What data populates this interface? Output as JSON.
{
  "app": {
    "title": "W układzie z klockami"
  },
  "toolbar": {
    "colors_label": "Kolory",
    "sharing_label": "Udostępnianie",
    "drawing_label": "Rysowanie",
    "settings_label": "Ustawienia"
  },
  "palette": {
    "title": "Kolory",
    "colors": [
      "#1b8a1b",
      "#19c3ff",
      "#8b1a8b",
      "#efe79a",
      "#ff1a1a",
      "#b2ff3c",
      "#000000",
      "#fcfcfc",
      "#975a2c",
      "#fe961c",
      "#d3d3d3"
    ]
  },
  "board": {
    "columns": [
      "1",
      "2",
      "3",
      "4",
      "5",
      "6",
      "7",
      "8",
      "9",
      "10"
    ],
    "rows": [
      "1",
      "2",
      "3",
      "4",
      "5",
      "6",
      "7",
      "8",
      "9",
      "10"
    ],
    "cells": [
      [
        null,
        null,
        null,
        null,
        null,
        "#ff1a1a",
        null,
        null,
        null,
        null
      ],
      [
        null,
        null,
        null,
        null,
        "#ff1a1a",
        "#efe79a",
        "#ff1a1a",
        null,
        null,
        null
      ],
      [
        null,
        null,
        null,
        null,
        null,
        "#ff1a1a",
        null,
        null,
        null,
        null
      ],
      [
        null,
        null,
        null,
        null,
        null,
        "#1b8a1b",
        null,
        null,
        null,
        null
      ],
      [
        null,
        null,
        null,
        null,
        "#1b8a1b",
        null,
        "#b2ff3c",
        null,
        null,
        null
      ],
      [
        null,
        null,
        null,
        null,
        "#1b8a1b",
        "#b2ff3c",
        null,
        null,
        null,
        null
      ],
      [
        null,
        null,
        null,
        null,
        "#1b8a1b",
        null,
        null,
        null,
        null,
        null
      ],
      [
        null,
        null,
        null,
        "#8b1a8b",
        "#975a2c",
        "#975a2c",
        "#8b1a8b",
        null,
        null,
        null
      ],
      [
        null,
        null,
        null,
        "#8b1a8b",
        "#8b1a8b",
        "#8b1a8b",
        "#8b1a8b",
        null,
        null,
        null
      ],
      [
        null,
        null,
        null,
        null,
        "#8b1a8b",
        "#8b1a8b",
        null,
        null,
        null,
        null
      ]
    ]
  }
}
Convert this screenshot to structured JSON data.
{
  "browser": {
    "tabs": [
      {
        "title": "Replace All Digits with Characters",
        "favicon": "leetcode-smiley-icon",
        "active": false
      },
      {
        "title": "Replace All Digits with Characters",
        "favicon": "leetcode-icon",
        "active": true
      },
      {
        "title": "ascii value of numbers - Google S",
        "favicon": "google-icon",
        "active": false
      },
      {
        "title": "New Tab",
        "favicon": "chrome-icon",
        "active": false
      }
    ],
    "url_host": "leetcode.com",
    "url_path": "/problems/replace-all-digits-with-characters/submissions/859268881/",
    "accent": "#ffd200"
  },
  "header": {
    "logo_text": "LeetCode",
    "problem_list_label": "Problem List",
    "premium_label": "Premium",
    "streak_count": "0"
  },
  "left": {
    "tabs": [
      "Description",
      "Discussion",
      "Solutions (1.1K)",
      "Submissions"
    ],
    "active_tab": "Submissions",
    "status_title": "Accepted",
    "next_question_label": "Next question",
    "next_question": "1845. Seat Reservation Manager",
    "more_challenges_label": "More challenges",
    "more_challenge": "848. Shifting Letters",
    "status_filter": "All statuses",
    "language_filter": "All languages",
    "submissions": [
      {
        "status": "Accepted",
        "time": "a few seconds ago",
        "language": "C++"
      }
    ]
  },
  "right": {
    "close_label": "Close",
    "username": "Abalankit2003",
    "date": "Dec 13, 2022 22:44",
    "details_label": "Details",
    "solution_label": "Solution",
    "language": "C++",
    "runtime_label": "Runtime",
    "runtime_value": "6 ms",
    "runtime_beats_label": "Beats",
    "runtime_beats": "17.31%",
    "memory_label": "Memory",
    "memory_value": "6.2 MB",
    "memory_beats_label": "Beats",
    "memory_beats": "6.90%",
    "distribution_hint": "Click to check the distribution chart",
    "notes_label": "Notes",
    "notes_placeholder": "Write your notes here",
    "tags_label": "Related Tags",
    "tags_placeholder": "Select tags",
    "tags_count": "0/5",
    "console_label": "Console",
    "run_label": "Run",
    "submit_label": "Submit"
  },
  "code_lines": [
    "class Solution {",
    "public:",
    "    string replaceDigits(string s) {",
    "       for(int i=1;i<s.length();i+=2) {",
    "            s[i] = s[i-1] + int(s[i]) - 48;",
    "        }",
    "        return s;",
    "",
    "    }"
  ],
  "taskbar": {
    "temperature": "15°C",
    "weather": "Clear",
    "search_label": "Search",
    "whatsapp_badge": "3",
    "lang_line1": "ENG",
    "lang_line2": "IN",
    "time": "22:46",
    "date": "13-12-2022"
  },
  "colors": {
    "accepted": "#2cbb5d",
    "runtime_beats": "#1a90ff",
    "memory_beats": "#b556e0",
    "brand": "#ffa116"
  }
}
.....
# [GIVEN EXERCISE]
Go back to the listing above and please repeat it exactly.

# [RESULT FOR THIS TASK]
What data populates this interface? Output as JSON.
{
  "app": {
    "title": "W układzie z klockami"
  },
  "toolbar": {
    "colors_label": "Kolory",
    "sharing_label": "Udostępnianie",
    "drawing_label": "Rysowanie",
    "settings_label": "Ustawienia"
  },
  "palette": {
    "title": "Kolory",
    "colors": [
      "#1b8a1b",
      "#19c3ff",
      "#8b1a8b",
      "#efe79a",
      "#ff1a1a",
      "#b2ff3c",
      "#000000",
      "#fcfcfc",
      "#975a2c",
      "#fe961c",
      "#d3d3d3"
    ]
  },
  "board": {
    "columns": [
      "1",
      "2",
      "3",
      "4",
      "5",
      "6",
      "7",
      "8",
      "9",
      "10"
    ],
    "rows": [
      "1",
      "2",
      "3",
      "4",
      "5",
      "6",
      "7",
      "8",
      "9",
      "10"
    ],
    "cells": [
      [
        null,
        null,
        null,
        null,
        null,
        "#ff1a1a",
        null,
        null,
        null,
        null
      ],
      [
        null,
        null,
        null,
        null,
        "#ff1a1a",
        "#efe79a",
        "#ff1a1a",
        null,
        null,
        null
      ],
      [
        null,
        null,
        null,
        null,
        null,
        "#ff1a1a",
        null,
        null,
        null,
        null
      ],
      [
        null,
        null,
        null,
        null,
        null,
        "#1b8a1b",
        null,
        null,
        null,
        null
      ],
      [
        null,
        null,
        null,
        null,
        "#1b8a1b",
        null,
        "#b2ff3c",
        null,
        null,
        null
      ],
      [
        null,
        null,
        null,
        null,
        "#1b8a1b",
        "#b2ff3c",
        null,
        null,
        null,
        null
      ],
      [
        null,
        null,
        null,
        null,
        "#1b8a1b",
        null,
        null,
        null,
        null,
        null
      ],
      [
        null,
        null,
        null,
        "#8b1a8b",
        "#975a2c",
        "#975a2c",
        "#8b1a8b",
        null,
        null,
        null
      ],
      [
        null,
        null,
        null,
        "#8b1a8b",
        "#8b1a8b",
        "#8b1a8b",
        "#8b1a8b",
        null,
        null,
        null
      ],
      [
        null,
        null,
        null,
        null,
        "#8b1a8b",
        "#8b1a8b",
        null,
        null,
        null,
        null
      ]
    ]
  }
}
Convert this screenshot to structured JSON data.
{
  "browser": {
    "tabs": [
      {
        "title": "Replace All Digits with Characters",
        "favicon": "leetcode-smiley-icon",
        "active": false
      },
      {
        "title": "Replace All Digits with Characters",
        "favicon": "leetcode-icon",
        "active": true
      },
      {
        "title": "ascii value of numbers - Google S",
        "favicon": "google-icon",
        "active": false
      },
      {
        "title": "New Tab",
        "favicon": "chrome-icon",
        "active": false
      }
    ],
    "url_host": "leetcode.com",
    "url_path": "/problems/replace-all-digits-with-characters/submissions/859268881/",
    "accent": "#ffd200"
  },
  "header": {
    "logo_text": "LeetCode",
    "problem_list_label": "Problem List",
    "premium_label": "Premium",
    "streak_count": "0"
  },
  "left": {
    "tabs": [
      "Description",
      "Discussion",
      "Solutions (1.1K)",
      "Submissions"
    ],
    "active_tab": "Submissions",
    "status_title": "Accepted",
    "next_question_label": "Next question",
    "next_question": "1845. Seat Reservation Manager",
    "more_challenges_label": "More challenges",
    "more_challenge": "848. Shifting Letters",
    "status_filter": "All statuses",
    "language_filter": "All languages",
    "submissions": [
      {
        "status": "Accepted",
        "time": "a few seconds ago",
        "language": "C++"
      }
    ]
  },
  "right": {
    "close_label": "Close",
    "username": "Abalankit2003",
    "date": "Dec 13, 2022 22:44",
    "details_label": "Details",
    "solution_label": "Solution",
    "language": "C++",
    "runtime_label": "Runtime",
    "runtime_value": "6 ms",
    "runtime_beats_label": "Beats",
    "runtime_beats": "17.31%",
    "memory_label": "Memory",
    "memory_value": "6.2 MB",
    "memory_beats_label": "Beats",
    "memory_beats": "6.90%",
    "distribution_hint": "Click to check the distribution chart",
    "notes_label": "Notes",
    "notes_placeholder": "Write your notes here",
    "tags_label": "Related Tags",
    "tags_placeholder": "Select tags",
    "tags_count": "0/5",
    "console_label": "Console",
    "run_label": "Run",
    "submit_label": "Submit"
  },
  "code_lines": [
    "class Solution {",
    "public:",
    "    string replaceDigits(string s) {",
    "       for(int i=1;i<s.length();i+=2) {",
    "            s[i] = s[i-1] + int(s[i]) - 48;",
    "        }",
    "        return s;",
    "",
    "    }"
  ],
  "taskbar": {
    "temperature": "15°C",
    "weather": "Clear",
    "search_label": "Search",
    "whatsapp_badge": "3",
    "lang_line1": "ENG",
    "lang_line2": "IN",
    "time": "22:46",
    "date": "13-12-2022"
  },
  "colors": {
    "accepted": "#2cbb5d",
    "runtime_beats": "#1a90ff",
    "memory_beats": "#b556e0",
    "brand": "#ffa116"
  }
}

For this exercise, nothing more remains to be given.